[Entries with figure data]
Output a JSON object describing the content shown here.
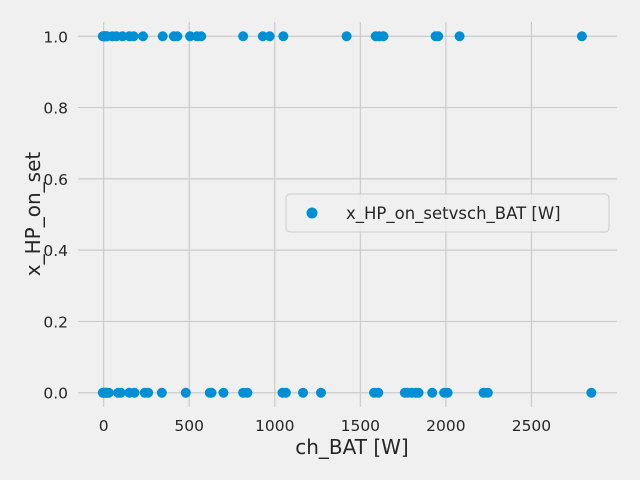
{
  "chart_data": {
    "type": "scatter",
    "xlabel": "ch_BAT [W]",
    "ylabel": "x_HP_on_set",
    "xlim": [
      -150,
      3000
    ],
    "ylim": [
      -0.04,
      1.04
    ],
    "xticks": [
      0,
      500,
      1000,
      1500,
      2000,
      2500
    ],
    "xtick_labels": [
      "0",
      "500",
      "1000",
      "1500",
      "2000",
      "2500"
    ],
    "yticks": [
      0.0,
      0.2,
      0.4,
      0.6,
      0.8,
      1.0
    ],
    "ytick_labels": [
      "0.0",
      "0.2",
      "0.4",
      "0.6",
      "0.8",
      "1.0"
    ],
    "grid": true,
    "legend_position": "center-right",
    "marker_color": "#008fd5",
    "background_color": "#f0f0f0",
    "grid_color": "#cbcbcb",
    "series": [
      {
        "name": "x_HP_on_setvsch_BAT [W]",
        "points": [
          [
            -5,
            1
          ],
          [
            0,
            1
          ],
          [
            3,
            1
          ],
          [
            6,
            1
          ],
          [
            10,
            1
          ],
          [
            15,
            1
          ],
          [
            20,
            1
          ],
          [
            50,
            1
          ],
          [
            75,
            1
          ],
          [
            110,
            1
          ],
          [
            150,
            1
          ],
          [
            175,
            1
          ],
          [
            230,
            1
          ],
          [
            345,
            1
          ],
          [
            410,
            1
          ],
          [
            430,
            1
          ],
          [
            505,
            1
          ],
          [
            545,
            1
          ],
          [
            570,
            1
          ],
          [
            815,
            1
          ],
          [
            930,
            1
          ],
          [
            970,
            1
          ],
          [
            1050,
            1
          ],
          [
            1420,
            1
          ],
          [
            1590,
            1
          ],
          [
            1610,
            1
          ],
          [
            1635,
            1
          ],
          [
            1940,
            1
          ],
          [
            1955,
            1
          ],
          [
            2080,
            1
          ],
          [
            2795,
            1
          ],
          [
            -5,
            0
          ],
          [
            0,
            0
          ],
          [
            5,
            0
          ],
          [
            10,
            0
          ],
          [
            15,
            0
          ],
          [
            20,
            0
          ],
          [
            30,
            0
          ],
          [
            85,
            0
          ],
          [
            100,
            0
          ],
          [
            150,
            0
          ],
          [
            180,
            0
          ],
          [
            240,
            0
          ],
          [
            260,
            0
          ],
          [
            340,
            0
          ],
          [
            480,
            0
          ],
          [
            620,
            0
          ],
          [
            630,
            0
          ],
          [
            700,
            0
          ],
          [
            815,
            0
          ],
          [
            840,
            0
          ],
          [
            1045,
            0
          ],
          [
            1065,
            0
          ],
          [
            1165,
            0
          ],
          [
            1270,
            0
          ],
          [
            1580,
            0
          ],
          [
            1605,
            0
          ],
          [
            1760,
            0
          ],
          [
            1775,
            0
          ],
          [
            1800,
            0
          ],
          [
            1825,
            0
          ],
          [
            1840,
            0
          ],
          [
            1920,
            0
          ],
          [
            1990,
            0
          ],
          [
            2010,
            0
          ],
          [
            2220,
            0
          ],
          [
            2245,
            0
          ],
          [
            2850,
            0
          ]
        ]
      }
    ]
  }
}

--

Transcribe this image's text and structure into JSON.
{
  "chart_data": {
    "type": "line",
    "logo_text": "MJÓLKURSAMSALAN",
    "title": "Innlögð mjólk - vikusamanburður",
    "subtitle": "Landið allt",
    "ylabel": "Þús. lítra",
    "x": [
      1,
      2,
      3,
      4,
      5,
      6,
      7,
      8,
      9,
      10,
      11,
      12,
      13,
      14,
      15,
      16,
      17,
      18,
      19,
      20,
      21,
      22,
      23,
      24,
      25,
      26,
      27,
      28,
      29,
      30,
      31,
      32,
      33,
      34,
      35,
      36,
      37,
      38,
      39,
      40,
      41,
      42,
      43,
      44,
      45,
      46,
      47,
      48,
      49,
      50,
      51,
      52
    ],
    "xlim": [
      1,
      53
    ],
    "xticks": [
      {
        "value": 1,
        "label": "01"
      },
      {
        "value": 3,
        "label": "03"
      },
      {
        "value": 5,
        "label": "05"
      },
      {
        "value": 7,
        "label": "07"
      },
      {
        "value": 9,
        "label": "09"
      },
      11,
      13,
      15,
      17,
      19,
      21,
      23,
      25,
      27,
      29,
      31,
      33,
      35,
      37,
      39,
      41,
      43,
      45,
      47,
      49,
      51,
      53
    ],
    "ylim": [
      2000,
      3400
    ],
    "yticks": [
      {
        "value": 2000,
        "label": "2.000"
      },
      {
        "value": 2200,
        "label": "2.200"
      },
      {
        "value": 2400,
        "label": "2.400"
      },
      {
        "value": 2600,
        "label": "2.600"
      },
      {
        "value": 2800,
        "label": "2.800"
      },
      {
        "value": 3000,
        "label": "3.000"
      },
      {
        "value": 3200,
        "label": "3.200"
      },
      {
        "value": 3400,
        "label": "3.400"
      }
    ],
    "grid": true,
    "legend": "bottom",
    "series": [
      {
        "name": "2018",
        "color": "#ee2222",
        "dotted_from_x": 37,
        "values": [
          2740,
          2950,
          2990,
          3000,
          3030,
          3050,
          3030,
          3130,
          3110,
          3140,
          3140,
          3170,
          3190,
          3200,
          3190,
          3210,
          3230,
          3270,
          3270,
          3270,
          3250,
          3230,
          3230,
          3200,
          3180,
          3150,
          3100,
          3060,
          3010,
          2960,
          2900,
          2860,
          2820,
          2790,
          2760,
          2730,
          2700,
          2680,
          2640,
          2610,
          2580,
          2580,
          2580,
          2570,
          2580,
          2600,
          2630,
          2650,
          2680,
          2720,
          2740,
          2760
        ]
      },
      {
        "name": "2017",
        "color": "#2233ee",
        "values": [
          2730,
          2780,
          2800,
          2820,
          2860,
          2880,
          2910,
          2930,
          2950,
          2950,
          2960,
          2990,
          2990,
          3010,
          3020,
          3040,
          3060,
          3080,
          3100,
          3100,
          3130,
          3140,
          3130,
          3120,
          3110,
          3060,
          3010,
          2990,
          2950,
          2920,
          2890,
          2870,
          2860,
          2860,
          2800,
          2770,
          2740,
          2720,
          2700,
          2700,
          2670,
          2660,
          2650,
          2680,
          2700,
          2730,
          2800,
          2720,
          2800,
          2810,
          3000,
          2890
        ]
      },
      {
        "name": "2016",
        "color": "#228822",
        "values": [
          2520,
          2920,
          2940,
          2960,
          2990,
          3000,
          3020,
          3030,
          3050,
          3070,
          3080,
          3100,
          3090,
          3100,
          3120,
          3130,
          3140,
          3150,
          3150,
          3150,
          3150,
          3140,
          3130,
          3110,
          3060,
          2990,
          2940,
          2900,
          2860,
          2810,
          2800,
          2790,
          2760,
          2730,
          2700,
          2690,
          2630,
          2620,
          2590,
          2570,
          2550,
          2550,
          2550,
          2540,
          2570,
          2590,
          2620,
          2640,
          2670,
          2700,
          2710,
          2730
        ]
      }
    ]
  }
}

» Exercise objective
Copy all lines above containing the string "JSON".

» Worked solution
Output a JSON object describing the content shown here.
Transcribe this image's text and structure into JSON.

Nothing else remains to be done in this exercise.